__Listed records__.
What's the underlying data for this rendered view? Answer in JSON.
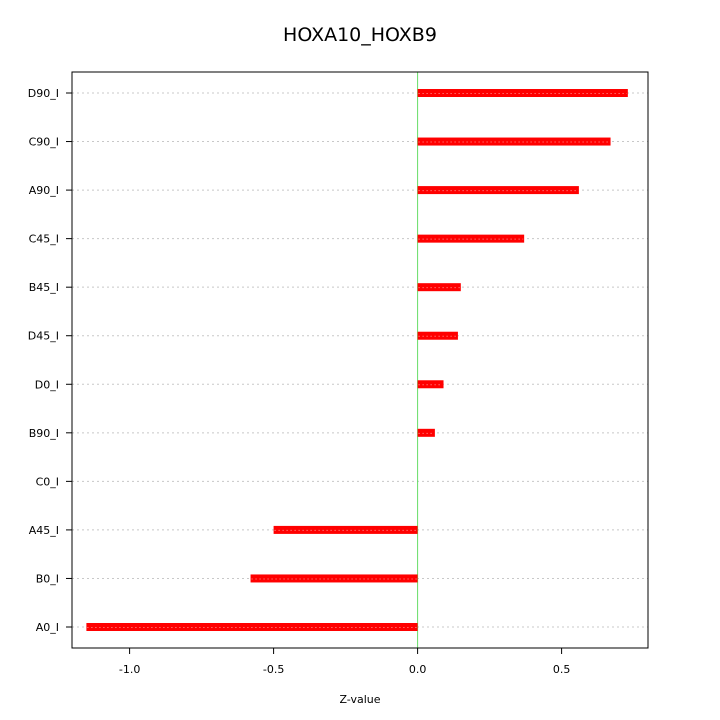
{
  "chart_data": {
    "type": "bar",
    "orientation": "horizontal",
    "title": "HOXA10_HOXB9",
    "xlabel": "Z-value",
    "ylabel": "",
    "xlim": [
      -1.2,
      0.8
    ],
    "xticks": [
      -1.0,
      -0.5,
      0.0,
      0.5
    ],
    "xtick_labels": [
      "-1.0",
      "-0.5",
      "0.0",
      "0.5"
    ],
    "grid": "horizontal dotted",
    "reference_line": {
      "x": 0,
      "color": "#66dd66"
    },
    "bar_color": "#ff0000",
    "categories": [
      "D90_I",
      "C90_I",
      "A90_I",
      "C45_I",
      "B45_I",
      "D45_I",
      "D0_I",
      "B90_I",
      "C0_I",
      "A45_I",
      "B0_I",
      "A0_I"
    ],
    "values": [
      0.73,
      0.67,
      0.56,
      0.37,
      0.15,
      0.14,
      0.09,
      0.06,
      0.0,
      -0.5,
      -0.58,
      -1.15
    ]
  }
}
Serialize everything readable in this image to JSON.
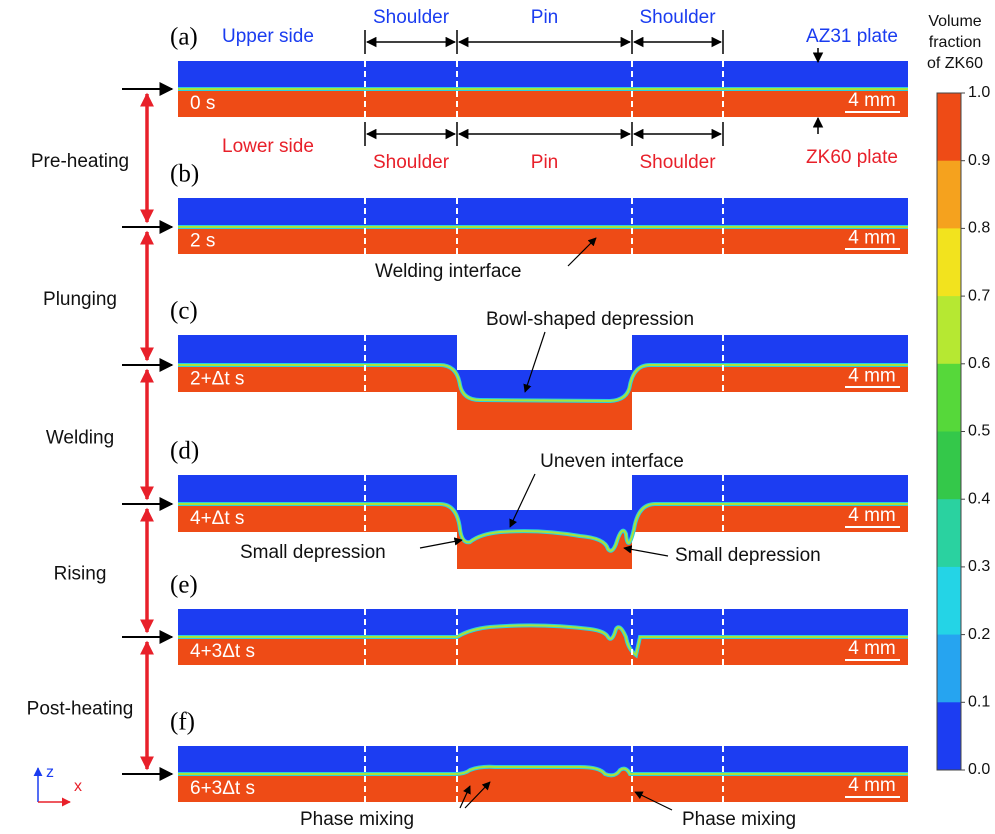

__What is being asked__.
Go through the material and select each line with the string "JSON" in it.

__Answer to this problem__.
What's the underlying data for this rendered view? Answer in JSON.
Serialize everything readable in this image to JSON.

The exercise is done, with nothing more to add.